RECORDS:

####

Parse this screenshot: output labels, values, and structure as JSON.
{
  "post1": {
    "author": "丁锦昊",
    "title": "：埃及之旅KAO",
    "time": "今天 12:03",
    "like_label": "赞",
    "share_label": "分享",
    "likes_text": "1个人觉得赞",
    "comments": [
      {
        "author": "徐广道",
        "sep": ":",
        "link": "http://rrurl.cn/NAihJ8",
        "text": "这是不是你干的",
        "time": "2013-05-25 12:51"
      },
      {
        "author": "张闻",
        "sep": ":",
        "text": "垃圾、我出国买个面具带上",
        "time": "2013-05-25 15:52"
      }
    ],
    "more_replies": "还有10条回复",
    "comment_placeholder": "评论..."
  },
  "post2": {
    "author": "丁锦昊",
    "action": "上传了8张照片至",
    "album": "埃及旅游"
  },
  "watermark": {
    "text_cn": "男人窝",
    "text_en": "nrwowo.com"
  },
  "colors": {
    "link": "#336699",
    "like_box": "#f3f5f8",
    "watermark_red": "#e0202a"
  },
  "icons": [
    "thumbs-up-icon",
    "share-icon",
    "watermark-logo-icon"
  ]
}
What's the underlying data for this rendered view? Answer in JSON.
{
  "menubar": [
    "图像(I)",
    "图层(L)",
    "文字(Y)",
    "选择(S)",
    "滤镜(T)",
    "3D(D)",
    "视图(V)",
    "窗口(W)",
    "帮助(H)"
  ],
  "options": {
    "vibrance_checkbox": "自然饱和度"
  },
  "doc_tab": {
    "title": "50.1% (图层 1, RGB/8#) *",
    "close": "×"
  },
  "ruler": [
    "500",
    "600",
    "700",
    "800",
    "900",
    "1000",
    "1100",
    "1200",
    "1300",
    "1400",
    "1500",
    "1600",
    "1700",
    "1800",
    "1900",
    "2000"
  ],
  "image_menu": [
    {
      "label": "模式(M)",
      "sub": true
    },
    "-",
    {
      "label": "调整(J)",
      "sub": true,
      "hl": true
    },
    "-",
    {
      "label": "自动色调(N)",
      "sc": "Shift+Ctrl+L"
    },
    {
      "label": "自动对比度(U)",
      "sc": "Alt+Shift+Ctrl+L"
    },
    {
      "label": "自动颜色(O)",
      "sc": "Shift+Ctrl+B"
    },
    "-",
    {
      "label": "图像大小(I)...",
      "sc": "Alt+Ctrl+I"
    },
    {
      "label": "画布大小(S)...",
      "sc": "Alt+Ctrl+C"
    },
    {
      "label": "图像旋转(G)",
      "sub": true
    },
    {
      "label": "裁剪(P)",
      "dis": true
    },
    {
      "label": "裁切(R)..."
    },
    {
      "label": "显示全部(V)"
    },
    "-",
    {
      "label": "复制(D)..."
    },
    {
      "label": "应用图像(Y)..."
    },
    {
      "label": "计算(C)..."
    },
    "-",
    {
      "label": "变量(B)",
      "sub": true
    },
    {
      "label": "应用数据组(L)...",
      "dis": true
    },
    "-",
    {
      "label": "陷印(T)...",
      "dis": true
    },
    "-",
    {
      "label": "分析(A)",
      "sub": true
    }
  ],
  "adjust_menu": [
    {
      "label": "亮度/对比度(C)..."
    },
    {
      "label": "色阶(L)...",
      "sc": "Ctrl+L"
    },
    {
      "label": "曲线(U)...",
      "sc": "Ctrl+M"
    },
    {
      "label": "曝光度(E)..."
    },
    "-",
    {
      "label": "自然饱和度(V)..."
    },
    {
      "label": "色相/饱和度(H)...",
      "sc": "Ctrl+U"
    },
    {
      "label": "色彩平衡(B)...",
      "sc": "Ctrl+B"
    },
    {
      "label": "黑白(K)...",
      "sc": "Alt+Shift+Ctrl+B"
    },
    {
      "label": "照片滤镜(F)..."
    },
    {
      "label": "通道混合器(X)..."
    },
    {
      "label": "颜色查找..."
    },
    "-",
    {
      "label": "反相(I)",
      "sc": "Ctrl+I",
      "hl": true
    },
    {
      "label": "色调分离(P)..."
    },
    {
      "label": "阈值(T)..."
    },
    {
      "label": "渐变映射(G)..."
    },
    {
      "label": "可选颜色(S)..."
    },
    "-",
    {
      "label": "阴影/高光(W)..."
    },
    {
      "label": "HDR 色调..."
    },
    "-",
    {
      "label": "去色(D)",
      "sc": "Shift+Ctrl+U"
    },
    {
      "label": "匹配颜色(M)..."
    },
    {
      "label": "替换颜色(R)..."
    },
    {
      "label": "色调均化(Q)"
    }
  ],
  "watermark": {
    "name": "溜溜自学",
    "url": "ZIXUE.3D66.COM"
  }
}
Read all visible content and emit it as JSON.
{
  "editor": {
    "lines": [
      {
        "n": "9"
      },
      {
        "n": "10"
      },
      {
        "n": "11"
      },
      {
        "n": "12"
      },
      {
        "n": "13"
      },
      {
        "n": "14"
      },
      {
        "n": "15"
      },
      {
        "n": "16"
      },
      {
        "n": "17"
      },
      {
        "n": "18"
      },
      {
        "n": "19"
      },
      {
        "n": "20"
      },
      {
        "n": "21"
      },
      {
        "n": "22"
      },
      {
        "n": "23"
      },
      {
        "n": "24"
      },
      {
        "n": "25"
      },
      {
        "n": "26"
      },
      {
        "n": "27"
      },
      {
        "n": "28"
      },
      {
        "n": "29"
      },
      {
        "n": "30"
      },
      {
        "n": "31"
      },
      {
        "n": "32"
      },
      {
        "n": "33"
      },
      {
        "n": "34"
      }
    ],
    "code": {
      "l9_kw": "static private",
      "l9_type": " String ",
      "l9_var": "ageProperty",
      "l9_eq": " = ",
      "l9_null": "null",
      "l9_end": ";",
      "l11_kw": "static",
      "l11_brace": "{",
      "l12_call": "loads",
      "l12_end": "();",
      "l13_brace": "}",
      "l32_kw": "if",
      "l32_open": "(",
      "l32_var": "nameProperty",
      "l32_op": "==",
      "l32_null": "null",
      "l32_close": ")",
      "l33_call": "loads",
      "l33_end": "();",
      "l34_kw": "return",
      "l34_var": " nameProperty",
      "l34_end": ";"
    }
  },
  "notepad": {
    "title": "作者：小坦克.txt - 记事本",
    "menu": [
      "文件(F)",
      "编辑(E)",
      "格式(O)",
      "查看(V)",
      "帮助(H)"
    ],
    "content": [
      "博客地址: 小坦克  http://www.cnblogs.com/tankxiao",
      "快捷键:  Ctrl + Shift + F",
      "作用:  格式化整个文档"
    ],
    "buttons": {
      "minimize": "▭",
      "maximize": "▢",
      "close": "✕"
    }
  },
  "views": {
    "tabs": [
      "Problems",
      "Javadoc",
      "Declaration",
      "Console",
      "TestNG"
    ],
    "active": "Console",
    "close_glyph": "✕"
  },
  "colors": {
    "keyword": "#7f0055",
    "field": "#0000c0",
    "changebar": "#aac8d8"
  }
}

####

DIRECTIONS FOR THIS TASK:
Quote the data above in full, changing nothing.

ANSWER TO THIS PROBLEM:
Parse this screenshot: output labels, values, and structure as JSON.
{
  "post1": {
    "author": "丁锦昊",
    "title": "：埃及之旅KAO",
    "time": "今天 12:03",
    "like_label": "赞",
    "share_label": "分享",
    "likes_text": "1个人觉得赞",
    "comments": [
      {
        "author": "徐广道",
        "sep": ":",
        "link": "http://rrurl.cn/NAihJ8",
        "text": "这是不是你干的",
        "time": "2013-05-25 12:51"
      },
      {
        "author": "张闻",
        "sep": ":",
        "text": "垃圾、我出国买个面具带上",
        "time": "2013-05-25 15:52"
      }
    ],
    "more_replies": "还有10条回复",
    "comment_placeholder": "评论..."
  },
  "post2": {
    "author": "丁锦昊",
    "action": "上传了8张照片至",
    "album": "埃及旅游"
  },
  "watermark": {
    "text_cn": "男人窝",
    "text_en": "nrwowo.com"
  },
  "colors": {
    "link": "#336699",
    "like_box": "#f3f5f8",
    "watermark_red": "#e0202a"
  },
  "icons": [
    "thumbs-up-icon",
    "share-icon",
    "watermark-logo-icon"
  ]
}
What's the underlying data for this rendered view? Answer in JSON.
{
  "menubar": [
    "图像(I)",
    "图层(L)",
    "文字(Y)",
    "选择(S)",
    "滤镜(T)",
    "3D(D)",
    "视图(V)",
    "窗口(W)",
    "帮助(H)"
  ],
  "options": {
    "vibrance_checkbox": "自然饱和度"
  },
  "doc_tab": {
    "title": "50.1% (图层 1, RGB/8#) *",
    "close": "×"
  },
  "ruler": [
    "500",
    "600",
    "700",
    "800",
    "900",
    "1000",
    "1100",
    "1200",
    "1300",
    "1400",
    "1500",
    "1600",
    "1700",
    "1800",
    "1900",
    "2000"
  ],
  "image_menu": [
    {
      "label": "模式(M)",
      "sub": true
    },
    "-",
    {
      "label": "调整(J)",
      "sub": true,
      "hl": true
    },
    "-",
    {
      "label": "自动色调(N)",
      "sc": "Shift+Ctrl+L"
    },
    {
      "label": "自动对比度(U)",
      "sc": "Alt+Shift+Ctrl+L"
    },
    {
      "label": "自动颜色(O)",
      "sc": "Shift+Ctrl+B"
    },
    "-",
    {
      "label": "图像大小(I)...",
      "sc": "Alt+Ctrl+I"
    },
    {
      "label": "画布大小(S)...",
      "sc": "Alt+Ctrl+C"
    },
    {
      "label": "图像旋转(G)",
      "sub": true
    },
    {
      "label": "裁剪(P)",
      "dis": true
    },
    {
      "label": "裁切(R)..."
    },
    {
      "label": "显示全部(V)"
    },
    "-",
    {
      "label": "复制(D)..."
    },
    {
      "label": "应用图像(Y)..."
    },
    {
      "label": "计算(C)..."
    },
    "-",
    {
      "label": "变量(B)",
      "sub": true
    },
    {
      "label": "应用数据组(L)...",
      "dis": true
    },
    "-",
    {
      "label": "陷印(T)...",
      "dis": true
    },
    "-",
    {
      "label": "分析(A)",
      "sub": true
    }
  ],
  "adjust_menu": [
    {
      "label": "亮度/对比度(C)..."
    },
    {
      "label": "色阶(L)...",
      "sc": "Ctrl+L"
    },
    {
      "label": "曲线(U)...",
      "sc": "Ctrl+M"
    },
    {
      "label": "曝光度(E)..."
    },
    "-",
    {
      "label": "自然饱和度(V)..."
    },
    {
      "label": "色相/饱和度(H)...",
      "sc": "Ctrl+U"
    },
    {
      "label": "色彩平衡(B)...",
      "sc": "Ctrl+B"
    },
    {
      "label": "黑白(K)...",
      "sc": "Alt+Shift+Ctrl+B"
    },
    {
      "label": "照片滤镜(F)..."
    },
    {
      "label": "通道混合器(X)..."
    },
    {
      "label": "颜色查找..."
    },
    "-",
    {
      "label": "反相(I)",
      "sc": "Ctrl+I",
      "hl": true
    },
    {
      "label": "色调分离(P)..."
    },
    {
      "label": "阈值(T)..."
    },
    {
      "label": "渐变映射(G)..."
    },
    {
      "label": "可选颜色(S)..."
    },
    "-",
    {
      "label": "阴影/高光(W)..."
    },
    {
      "label": "HDR 色调..."
    },
    "-",
    {
      "label": "去色(D)",
      "sc": "Shift+Ctrl+U"
    },
    {
      "label": "匹配颜色(M)..."
    },
    {
      "label": "替换颜色(R)..."
    },
    {
      "label": "色调均化(Q)"
    }
  ],
  "watermark": {
    "name": "溜溜自学",
    "url": "ZIXUE.3D66.COM"
  }
}
Read all visible content and emit it as JSON.
{
  "editor": {
    "lines": [
      {
        "n": "9"
      },
      {
        "n": "10"
      },
      {
        "n": "11"
      },
      {
        "n": "12"
      },
      {
        "n": "13"
      },
      {
        "n": "14"
      },
      {
        "n": "15"
      },
      {
        "n": "16"
      },
      {
        "n": "17"
      },
      {
        "n": "18"
      },
      {
        "n": "19"
      },
      {
        "n": "20"
      },
      {
        "n": "21"
      },
      {
        "n": "22"
      },
      {
        "n": "23"
      },
      {
        "n": "24"
      },
      {
        "n": "25"
      },
      {
        "n": "26"
      },
      {
        "n": "27"
      },
      {
        "n": "28"
      },
      {
        "n": "29"
      },
      {
        "n": "30"
      },
      {
        "n": "31"
      },
      {
        "n": "32"
      },
      {
        "n": "33"
      },
      {
        "n": "34"
      }
    ],
    "code": {
      "l9_kw": "static private",
      "l9_type": " String ",
      "l9_var": "ageProperty",
      "l9_eq": " = ",
      "l9_null": "null",
      "l9_end": ";",
      "l11_kw": "static",
      "l11_brace": "{",
      "l12_call": "loads",
      "l12_end": "();",
      "l13_brace": "}",
      "l32_kw": "if",
      "l32_open": "(",
      "l32_var": "nameProperty",
      "l32_op": "==",
      "l32_null": "null",
      "l32_close": ")",
      "l33_call": "loads",
      "l33_end": "();",
      "l34_kw": "return",
      "l34_var": " nameProperty",
      "l34_end": ";"
    }
  },
  "notepad": {
    "title": "作者：小坦克.txt - 记事本",
    "menu": [
      "文件(F)",
      "编辑(E)",
      "格式(O)",
      "查看(V)",
      "帮助(H)"
    ],
    "content": [
      "博客地址: 小坦克  http://www.cnblogs.com/tankxiao",
      "快捷键:  Ctrl + Shift + F",
      "作用:  格式化整个文档"
    ],
    "buttons": {
      "minimize": "▭",
      "maximize": "▢",
      "close": "✕"
    }
  },
  "views": {
    "tabs": [
      "Problems",
      "Javadoc",
      "Declaration",
      "Console",
      "TestNG"
    ],
    "active": "Console",
    "close_glyph": "✕"
  },
  "colors": {
    "keyword": "#7f0055",
    "field": "#0000c0",
    "changebar": "#aac8d8"
  }
}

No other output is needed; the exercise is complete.